----- MATERIALS PROVIDED -----

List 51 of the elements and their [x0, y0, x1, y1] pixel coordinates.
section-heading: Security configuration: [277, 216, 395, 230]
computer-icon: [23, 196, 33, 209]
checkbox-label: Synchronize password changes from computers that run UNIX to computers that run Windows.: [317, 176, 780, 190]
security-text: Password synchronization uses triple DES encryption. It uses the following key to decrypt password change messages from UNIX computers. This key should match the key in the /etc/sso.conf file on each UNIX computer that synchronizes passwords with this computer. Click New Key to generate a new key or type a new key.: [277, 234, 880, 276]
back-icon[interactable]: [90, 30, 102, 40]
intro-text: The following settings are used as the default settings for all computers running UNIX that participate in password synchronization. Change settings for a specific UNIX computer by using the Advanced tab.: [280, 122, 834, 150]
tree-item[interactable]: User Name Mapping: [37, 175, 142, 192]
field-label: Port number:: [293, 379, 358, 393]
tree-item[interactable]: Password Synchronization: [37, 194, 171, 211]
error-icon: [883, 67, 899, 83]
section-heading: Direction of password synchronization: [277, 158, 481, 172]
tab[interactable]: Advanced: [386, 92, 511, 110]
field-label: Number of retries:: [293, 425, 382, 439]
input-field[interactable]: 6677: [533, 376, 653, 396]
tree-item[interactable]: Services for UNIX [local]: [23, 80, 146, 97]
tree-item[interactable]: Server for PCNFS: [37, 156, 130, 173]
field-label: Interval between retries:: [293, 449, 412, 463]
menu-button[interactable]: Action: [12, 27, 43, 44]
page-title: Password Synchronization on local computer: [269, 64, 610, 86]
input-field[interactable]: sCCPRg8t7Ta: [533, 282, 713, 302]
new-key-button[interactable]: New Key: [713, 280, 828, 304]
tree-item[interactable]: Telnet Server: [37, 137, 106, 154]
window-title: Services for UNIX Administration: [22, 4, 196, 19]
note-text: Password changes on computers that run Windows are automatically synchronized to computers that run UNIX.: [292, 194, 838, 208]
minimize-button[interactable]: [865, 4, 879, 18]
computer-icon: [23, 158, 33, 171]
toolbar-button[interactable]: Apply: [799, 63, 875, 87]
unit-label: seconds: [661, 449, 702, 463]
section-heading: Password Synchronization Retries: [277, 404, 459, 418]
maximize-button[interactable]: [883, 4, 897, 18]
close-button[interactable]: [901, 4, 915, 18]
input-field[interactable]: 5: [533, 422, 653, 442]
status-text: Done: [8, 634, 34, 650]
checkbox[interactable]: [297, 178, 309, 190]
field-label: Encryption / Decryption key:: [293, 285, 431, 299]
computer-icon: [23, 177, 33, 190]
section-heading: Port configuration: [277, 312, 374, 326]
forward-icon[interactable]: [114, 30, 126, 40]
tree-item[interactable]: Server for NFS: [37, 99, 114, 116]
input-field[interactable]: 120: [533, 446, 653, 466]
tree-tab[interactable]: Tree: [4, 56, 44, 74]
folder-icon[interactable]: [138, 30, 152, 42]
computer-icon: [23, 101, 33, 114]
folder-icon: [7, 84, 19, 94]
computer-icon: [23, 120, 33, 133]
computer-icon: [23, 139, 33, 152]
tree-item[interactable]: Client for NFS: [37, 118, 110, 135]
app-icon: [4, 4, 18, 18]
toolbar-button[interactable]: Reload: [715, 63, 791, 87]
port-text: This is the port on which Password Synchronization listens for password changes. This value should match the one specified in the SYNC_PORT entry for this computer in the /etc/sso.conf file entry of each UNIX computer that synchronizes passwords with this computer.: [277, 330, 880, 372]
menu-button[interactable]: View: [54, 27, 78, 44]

-----

DIRECTIONS FOR THIS TASK: Put every line of the entries above into a Markdown table with two columns, Row and Line. Give each line its own numbered row and leave out blank lines.

OUTPUT OF THE TASK:
| Row | Line |
|---|---|
| 1 | List 51 of the elements and their [x0, y0, x1, y1] pixel coordinates. |
| 2 | section-heading: Security configuration: [277, 216, 395, 230] |
| 3 | computer-icon: [23, 196, 33, 209] |
| 4 | checkbox-label: Synchronize password changes from computers that run UNIX to computers that run Windows.: [317, 176, 780, 190] |
| 5 | security-text: Password synchronization uses triple DES encryption. It uses the following key to decrypt password change messages from UNIX computers. This key should match the key in the /etc/sso.conf file on each UNIX computer that synchronizes passwords with this computer. Click New Key to generate a new key or type a new key.: [277, 234, 880, 276] |
| 6 | back-icon[interactable]: [90, 30, 102, 40] |
| 7 | intro-text: The following settings are used as the default settings for all computers running UNIX that participate in password synchronization. Change settings for a specific UNIX computer by using the Advanced tab.: [280, 122, 834, 150] |
| 8 | tree-item[interactable]: User Name Mapping: [37, 175, 142, 192] |
| 9 | field-label: Port number:: [293, 379, 358, 393] |
| 10 | tree-item[interactable]: Password Synchronization: [37, 194, 171, 211] |
| 11 | error-icon: [883, 67, 899, 83] |
| 12 | section-heading: Direction of password synchronization: [277, 158, 481, 172] |
| 13 | tab[interactable]: Advanced: [386, 92, 511, 110] |
| 14 | field-label: Number of retries:: [293, 425, 382, 439] |
| 15 | input-field[interactable]: 6677: [533, 376, 653, 396] |
| 16 | tree-item[interactable]: Services for UNIX [local]: [23, 80, 146, 97] |
| 17 | tree-item[interactable]: Server for PCNFS: [37, 156, 130, 173] |
| 18 | field-label: Interval between retries:: [293, 449, 412, 463] |
| 19 | menu-button[interactable]: Action: [12, 27, 43, 44] |
| 20 | page-title: Password Synchronization on local computer: [269, 64, 610, 86] |
| 21 | input-field[interactable]: sCCPRg8t7Ta: [533, 282, 713, 302] |
| 22 | new-key-button[interactable]: New Key: [713, 280, 828, 304] |
| 23 | tree-item[interactable]: Telnet Server: [37, 137, 106, 154] |
| 24 | window-title: Services for UNIX Administration: [22, 4, 196, 19] |
| 25 | note-text: Password changes on computers that run Windows are automatically synchronized to computers that run UNIX.: [292, 194, 838, 208] |
| 26 | minimize-button[interactable]: [865, 4, 879, 18] |
| 27 | computer-icon: [23, 158, 33, 171] |
| 28 | toolbar-button[interactable]: Apply: [799, 63, 875, 87] |
| 29 | unit-label: seconds: [661, 449, 702, 463] |
| 30 | section-heading: Password Synchronization Retries: [277, 404, 459, 418] |
| 31 | maximize-button[interactable]: [883, 4, 897, 18] |
| 32 | close-button[interactable]: [901, 4, 915, 18] |
| 33 | input-field[interactable]: 5: [533, 422, 653, 442] |
| 34 | status-text: Done: [8, 634, 34, 650] |
| 35 | checkbox[interactable]: [297, 178, 309, 190] |
| 36 | field-label: Encryption / Decryption key:: [293, 285, 431, 299] |
| 37 | computer-icon: [23, 177, 33, 190] |
| 38 | section-heading: Port configuration: [277, 312, 374, 326] |
| 39 | forward-icon[interactable]: [114, 30, 126, 40] |
| 40 | tree-item[interactable]: Server for NFS: [37, 99, 114, 116] |
| 41 | input-field[interactable]: 120: [533, 446, 653, 466] |
| 42 | tree-tab[interactable]: Tree: [4, 56, 44, 74] |
| 43 | folder-icon[interactable]: [138, 30, 152, 42] |
| 44 | computer-icon: [23, 101, 33, 114] |
| 45 | folder-icon: [7, 84, 19, 94] |
| 46 | computer-icon: [23, 120, 33, 133] |
| 47 | computer-icon: [23, 139, 33, 152] |
| 48 | tree-item[interactable]: Client for NFS: [37, 118, 110, 135] |
| 49 | app-icon: [4, 4, 18, 18] |
| 50 | toolbar-button[interactable]: Reload: [715, 63, 791, 87] |
| 51 | port-text: This is the port on which Password Synchronization listens for password changes. This value should match the one specified in the SYNC_PORT entry for this computer in the /etc/sso.conf file entry of each UNIX computer that synchronizes passwords with this computer.: [277, 330, 880, 372] |
| 52 | menu-button[interactable]: View: [54, 27, 78, 44] |